Aim of the exercise
Work through the entries below and report how many lines include "Adobe". The number alone is the answer.

Extracted records
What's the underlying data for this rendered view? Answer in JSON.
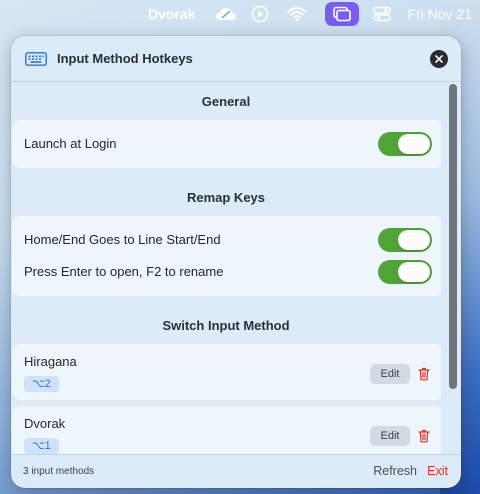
{
  "menubar": {
    "keyboard_layout": "Dvorak",
    "date": "Fri Nov 21",
    "icons": [
      "cloud-icon",
      "play-circle-icon",
      "wifi-icon",
      "window-stack-icon",
      "control-center-icon"
    ]
  },
  "panel": {
    "title": "Input Method Hotkeys",
    "sections": {
      "general": {
        "title": "General",
        "launch_at_login_label": "Launch at Login",
        "launch_at_login_on": true
      },
      "remap": {
        "title": "Remap Keys",
        "home_end_label": "Home/End Goes to Line Start/End",
        "home_end_on": true,
        "enter_f2_label": "Press Enter to open, F2 to rename",
        "enter_f2_on": true
      },
      "switch": {
        "title": "Switch Input Method",
        "items": [
          {
            "name": "Hiragana",
            "hotkey": "⌥2",
            "edit_label": "Edit"
          },
          {
            "name": "Dvorak",
            "hotkey": "⌥1",
            "edit_label": "Edit"
          }
        ]
      }
    },
    "footer": {
      "count_text": "3 input methods",
      "refresh_label": "Refresh",
      "exit_label": "Exit"
    }
  },
  "colors": {
    "toggle_on": "#4ea536",
    "accent_purple": "#7b5cf0",
    "exit_red": "#d8322c",
    "hotkey_blue": "#2f6fd0"
  }
}
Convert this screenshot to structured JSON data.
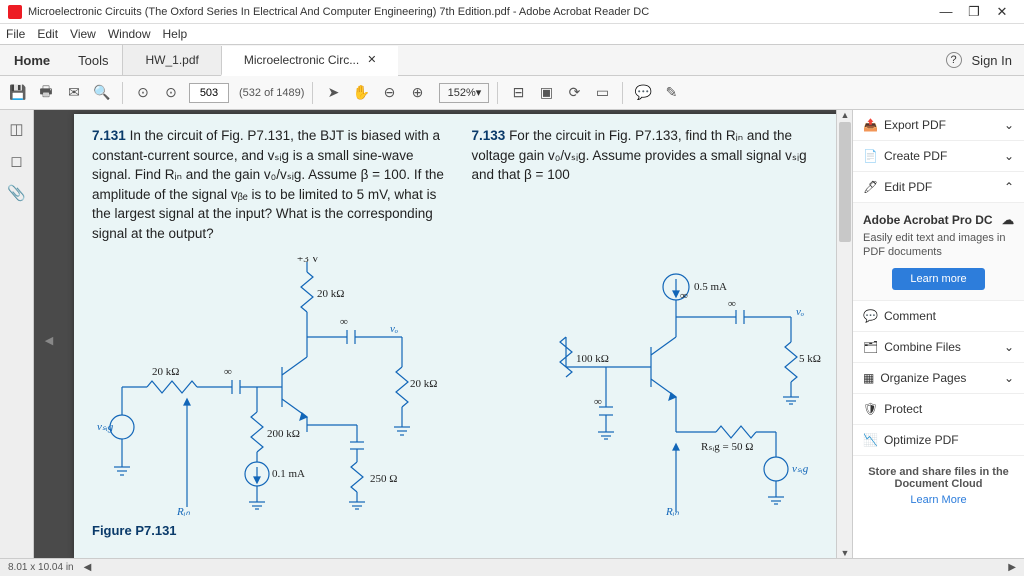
{
  "window": {
    "title": "Microelectronic Circuits (The Oxford Series In Electrical And Computer Engineering) 7th Edition.pdf - Adobe Acrobat Reader DC",
    "min": "—",
    "max": "❐",
    "close": "✕"
  },
  "menu": {
    "file": "File",
    "edit": "Edit",
    "view": "View",
    "window": "Window",
    "help": "Help"
  },
  "tabs": {
    "home": "Home",
    "tools": "Tools",
    "doc1": "HW_1.pdf",
    "doc2": "Microelectronic Circ...",
    "signin": "Sign In",
    "help": "?"
  },
  "toolbar": {
    "page_current": "503",
    "page_total": "(532 of 1489)",
    "zoom": "152%"
  },
  "document": {
    "p131_num": "7.131",
    "p131_text": "In the circuit of Fig. P7.131, the BJT is biased with a constant-current source, and vₛᵢg is a small sine-wave signal. Find Rᵢₙ and the gain v₀/vₛᵢg. Assume β = 100. If the amplitude of the signal vᵦₑ is to be limited to 5 mV, what is the largest signal at the input? What is the corresponding signal at the output?",
    "p133_num": "7.133",
    "p133_text": "For the circuit in Fig. P7.133, find th Rᵢₙ and the voltage gain v₀/vₛᵢg. Assume provides a small signal vₛᵢg and that β = 100",
    "fig_caption": "Figure P7.131",
    "fig131": {
      "vplus": "+3 V",
      "r_top": "20 kΩ",
      "r_in": "20 kΩ",
      "r_c": "20 kΩ",
      "r_b": "200 kΩ",
      "r_e": "250 Ω",
      "i_bias": "0.1 mA",
      "vo": "vₒ",
      "vsig": "vₛᵢg",
      "rin_lbl": "Rᵢₙ"
    },
    "fig133": {
      "i_src": "0.5 mA",
      "r_c": "100 kΩ",
      "r_l": "5 kΩ",
      "r_sig": "Rₛᵢg = 50 Ω",
      "vo": "vₒ",
      "vsig": "vₛᵢg",
      "rin_lbl": "Rᵢₙ"
    }
  },
  "rpanel": {
    "export": "Export PDF",
    "create": "Create PDF",
    "edit": "Edit PDF",
    "promo_title": "Adobe Acrobat Pro DC",
    "promo_text": "Easily edit text and images in PDF documents",
    "learn": "Learn more",
    "comment": "Comment",
    "combine": "Combine Files",
    "organize": "Organize Pages",
    "protect": "Protect",
    "optimize": "Optimize PDF",
    "cloud_text": "Store and share files in the Document Cloud",
    "cloud_link": "Learn More"
  },
  "status": {
    "dim": "8.01 x 10.04 in"
  }
}
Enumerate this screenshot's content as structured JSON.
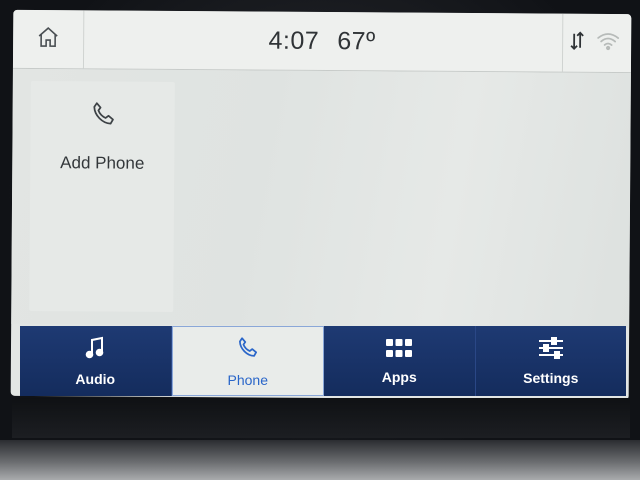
{
  "status_bar": {
    "time": "4:07",
    "temperature": "67º",
    "icons": [
      "home-icon",
      "data-transfer-icon",
      "wifi-icon"
    ]
  },
  "content": {
    "add_phone_label": "Add Phone",
    "add_phone_icon": "phone-icon"
  },
  "nav": {
    "items": [
      {
        "label": "Audio",
        "icon": "music-note-icon",
        "active": false
      },
      {
        "label": "Phone",
        "icon": "phone-icon",
        "active": true
      },
      {
        "label": "Apps",
        "icon": "apps-grid-icon",
        "active": false
      },
      {
        "label": "Settings",
        "icon": "sliders-icon",
        "active": false
      }
    ]
  },
  "colors": {
    "nav_background": "#1a3468",
    "active_tab_background": "#e9ecea",
    "active_tab_text": "#2a66c9",
    "screen_background": "#e3e6e4"
  }
}
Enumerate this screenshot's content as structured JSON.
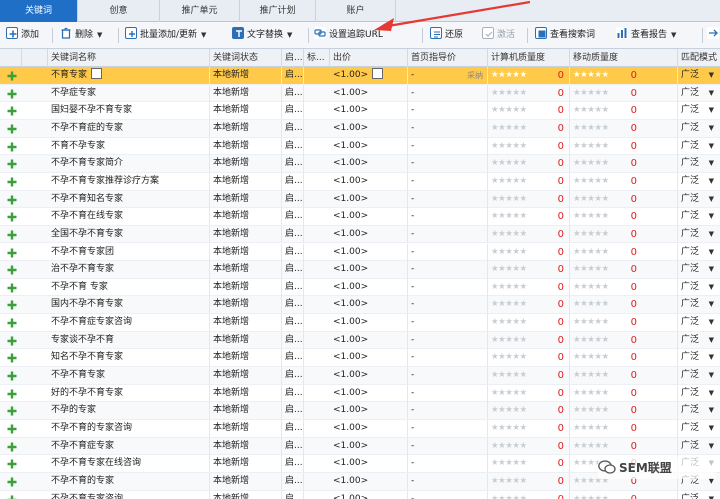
{
  "tabs": [
    {
      "label": "关键词",
      "active": true
    },
    {
      "label": "创意",
      "active": false
    },
    {
      "label": "推广单元",
      "active": false
    },
    {
      "label": "推广计划",
      "active": false
    },
    {
      "label": "账户",
      "active": false
    }
  ],
  "toolbar": {
    "add_label": "添加",
    "delete_label": "删除",
    "bulk_label": "批量添加/更新",
    "replace_label": "文字替换",
    "tracking_label": "设置追踪URL",
    "restore_label": "还原",
    "activate_label": "激活",
    "search_terms_label": "查看搜索词",
    "report_label": "查看报告"
  },
  "columns": {
    "keyword": "关键词名称",
    "status": "关键词状态",
    "enable": "启...",
    "mark": "标...",
    "bid": "出价",
    "guide": "首页指导价",
    "pc_quality": "计算机质量度",
    "mobile_quality": "移动质量度",
    "match": "匹配模式"
  },
  "rows": [
    {
      "keyword": "不育专家",
      "status": "本地新增",
      "enable": "启...",
      "bid": "<1.00>",
      "guide": "-",
      "pc_score": "0",
      "mobile_score": "0",
      "match": "广泛",
      "selected": true,
      "guide_note": "采纳"
    },
    {
      "keyword": "不孕症专家",
      "status": "本地新增",
      "enable": "启...",
      "bid": "<1.00>",
      "guide": "-",
      "pc_score": "0",
      "mobile_score": "0",
      "match": "广泛"
    },
    {
      "keyword": "国妇婴不孕不育专家",
      "status": "本地新增",
      "enable": "启...",
      "bid": "<1.00>",
      "guide": "-",
      "pc_score": "0",
      "mobile_score": "0",
      "match": "广泛"
    },
    {
      "keyword": "不孕不育症的专家",
      "status": "本地新增",
      "enable": "启...",
      "bid": "<1.00>",
      "guide": "-",
      "pc_score": "0",
      "mobile_score": "0",
      "match": "广泛"
    },
    {
      "keyword": "不育不孕专家",
      "status": "本地新增",
      "enable": "启...",
      "bid": "<1.00>",
      "guide": "-",
      "pc_score": "0",
      "mobile_score": "0",
      "match": "广泛"
    },
    {
      "keyword": "不孕不育专家简介",
      "status": "本地新增",
      "enable": "启...",
      "bid": "<1.00>",
      "guide": "-",
      "pc_score": "0",
      "mobile_score": "0",
      "match": "广泛"
    },
    {
      "keyword": "不孕不育专家推荐诊疗方案",
      "status": "本地新增",
      "enable": "启...",
      "bid": "<1.00>",
      "guide": "-",
      "pc_score": "0",
      "mobile_score": "0",
      "match": "广泛"
    },
    {
      "keyword": "不孕不育知名专家",
      "status": "本地新增",
      "enable": "启...",
      "bid": "<1.00>",
      "guide": "-",
      "pc_score": "0",
      "mobile_score": "0",
      "match": "广泛"
    },
    {
      "keyword": "不孕不育在线专家",
      "status": "本地新增",
      "enable": "启...",
      "bid": "<1.00>",
      "guide": "-",
      "pc_score": "0",
      "mobile_score": "0",
      "match": "广泛"
    },
    {
      "keyword": "全国不孕不育专家",
      "status": "本地新增",
      "enable": "启...",
      "bid": "<1.00>",
      "guide": "-",
      "pc_score": "0",
      "mobile_score": "0",
      "match": "广泛"
    },
    {
      "keyword": "不孕不育专家团",
      "status": "本地新增",
      "enable": "启...",
      "bid": "<1.00>",
      "guide": "-",
      "pc_score": "0",
      "mobile_score": "0",
      "match": "广泛"
    },
    {
      "keyword": "治不孕不育专家",
      "status": "本地新增",
      "enable": "启...",
      "bid": "<1.00>",
      "guide": "-",
      "pc_score": "0",
      "mobile_score": "0",
      "match": "广泛"
    },
    {
      "keyword": "不孕不育 专家",
      "status": "本地新增",
      "enable": "启...",
      "bid": "<1.00>",
      "guide": "-",
      "pc_score": "0",
      "mobile_score": "0",
      "match": "广泛"
    },
    {
      "keyword": "国内不孕不育专家",
      "status": "本地新增",
      "enable": "启...",
      "bid": "<1.00>",
      "guide": "-",
      "pc_score": "0",
      "mobile_score": "0",
      "match": "广泛"
    },
    {
      "keyword": "不孕不育症专家咨询",
      "status": "本地新增",
      "enable": "启...",
      "bid": "<1.00>",
      "guide": "-",
      "pc_score": "0",
      "mobile_score": "0",
      "match": "广泛"
    },
    {
      "keyword": "专家谈不孕不育",
      "status": "本地新增",
      "enable": "启...",
      "bid": "<1.00>",
      "guide": "-",
      "pc_score": "0",
      "mobile_score": "0",
      "match": "广泛"
    },
    {
      "keyword": "知名不孕不育专家",
      "status": "本地新增",
      "enable": "启...",
      "bid": "<1.00>",
      "guide": "-",
      "pc_score": "0",
      "mobile_score": "0",
      "match": "广泛"
    },
    {
      "keyword": "不孕不育专家",
      "status": "本地新增",
      "enable": "启...",
      "bid": "<1.00>",
      "guide": "-",
      "pc_score": "0",
      "mobile_score": "0",
      "match": "广泛"
    },
    {
      "keyword": "好的不孕不育专家",
      "status": "本地新增",
      "enable": "启...",
      "bid": "<1.00>",
      "guide": "-",
      "pc_score": "0",
      "mobile_score": "0",
      "match": "广泛"
    },
    {
      "keyword": "不孕的专家",
      "status": "本地新增",
      "enable": "启...",
      "bid": "<1.00>",
      "guide": "-",
      "pc_score": "0",
      "mobile_score": "0",
      "match": "广泛"
    },
    {
      "keyword": "不孕不育的专家咨询",
      "status": "本地新增",
      "enable": "启...",
      "bid": "<1.00>",
      "guide": "-",
      "pc_score": "0",
      "mobile_score": "0",
      "match": "广泛"
    },
    {
      "keyword": "不孕不育症专家",
      "status": "本地新增",
      "enable": "启...",
      "bid": "<1.00>",
      "guide": "-",
      "pc_score": "0",
      "mobile_score": "0",
      "match": "广泛"
    },
    {
      "keyword": "不孕不育专家在线咨询",
      "status": "本地新增",
      "enable": "启...",
      "bid": "<1.00>",
      "guide": "-",
      "pc_score": "0",
      "mobile_score": "0",
      "match": "广泛"
    },
    {
      "keyword": "不孕不育的专家",
      "status": "本地新增",
      "enable": "启...",
      "bid": "<1.00>",
      "guide": "-",
      "pc_score": "0",
      "mobile_score": "0",
      "match": "广泛"
    },
    {
      "keyword": "不孕不育专家咨询",
      "status": "本地新增",
      "enable": "启...",
      "bid": "<1.00>",
      "guide": "-",
      "pc_score": "0",
      "mobile_score": "0",
      "match": "广泛"
    }
  ],
  "watermark": "SEM联盟",
  "colors": {
    "accent": "#1f6fc6",
    "selected_row": "#ffc94a",
    "score": "#e01e1e",
    "plus": "#3aa03a",
    "arrow": "#e53935"
  }
}
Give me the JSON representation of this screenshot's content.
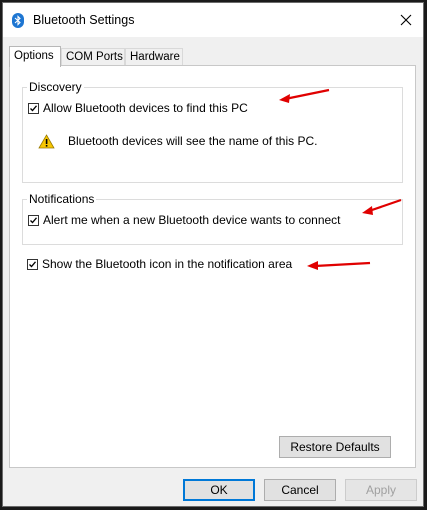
{
  "window": {
    "title": "Bluetooth Settings",
    "title_icon": "bluetooth-icon",
    "close_icon": "close-icon"
  },
  "tabs": [
    {
      "label": "Options",
      "active": true
    },
    {
      "label": "COM Ports",
      "active": false
    },
    {
      "label": "Hardware",
      "active": false
    }
  ],
  "discovery": {
    "group_label": "Discovery",
    "allow_checkbox": {
      "label": "Allow Bluetooth devices to find this PC",
      "checked": true
    },
    "warning": {
      "icon": "warning-icon",
      "text": "Bluetooth devices will see the name of this PC."
    }
  },
  "notifications": {
    "group_label": "Notifications",
    "alert_checkbox": {
      "label": "Alert me when a new Bluetooth device wants to connect",
      "checked": true
    }
  },
  "show_icon_checkbox": {
    "label": "Show the Bluetooth icon in the notification area",
    "checked": true
  },
  "buttons": {
    "restore_defaults": "Restore Defaults",
    "ok": "OK",
    "cancel": "Cancel",
    "apply": "Apply"
  },
  "colors": {
    "annotation_arrow": "#e00000",
    "accent": "#0078d7",
    "bluetooth_icon": "#1e76d2"
  }
}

Exercise output
2